Each record below must be returned exactly as shown.

DATA EXTRACT
◆ ◆ ◆
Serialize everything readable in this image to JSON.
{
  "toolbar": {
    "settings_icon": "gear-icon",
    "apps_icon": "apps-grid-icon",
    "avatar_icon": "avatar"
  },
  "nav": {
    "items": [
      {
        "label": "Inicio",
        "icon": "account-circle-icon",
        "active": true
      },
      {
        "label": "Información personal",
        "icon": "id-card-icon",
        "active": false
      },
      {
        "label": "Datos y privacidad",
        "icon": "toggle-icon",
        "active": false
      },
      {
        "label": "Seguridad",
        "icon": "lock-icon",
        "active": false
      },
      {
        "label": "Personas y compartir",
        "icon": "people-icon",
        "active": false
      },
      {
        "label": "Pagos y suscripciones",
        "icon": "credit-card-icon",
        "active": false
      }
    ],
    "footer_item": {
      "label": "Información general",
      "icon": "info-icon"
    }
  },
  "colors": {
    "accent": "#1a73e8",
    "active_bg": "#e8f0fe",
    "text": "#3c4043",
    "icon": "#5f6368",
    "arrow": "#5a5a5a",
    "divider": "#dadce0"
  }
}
◆ ◆ ◆
ANSWER TO THIS TASK
Serialize everything readable in this image to JSON.
{
  "toolbar": {
    "settings_icon": "gear-icon",
    "apps_icon": "apps-grid-icon",
    "avatar_icon": "avatar"
  },
  "nav": {
    "items": [
      {
        "label": "Inicio",
        "icon": "account-circle-icon",
        "active": true
      },
      {
        "label": "Información personal",
        "icon": "id-card-icon",
        "active": false
      },
      {
        "label": "Datos y privacidad",
        "icon": "toggle-icon",
        "active": false
      },
      {
        "label": "Seguridad",
        "icon": "lock-icon",
        "active": false
      },
      {
        "label": "Personas y compartir",
        "icon": "people-icon",
        "active": false
      },
      {
        "label": "Pagos y suscripciones",
        "icon": "credit-card-icon",
        "active": false
      }
    ],
    "footer_item": {
      "label": "Información general",
      "icon": "info-icon"
    }
  },
  "colors": {
    "accent": "#1a73e8",
    "active_bg": "#e8f0fe",
    "text": "#3c4043",
    "icon": "#5f6368",
    "arrow": "#5a5a5a",
    "divider": "#dadce0"
  }
}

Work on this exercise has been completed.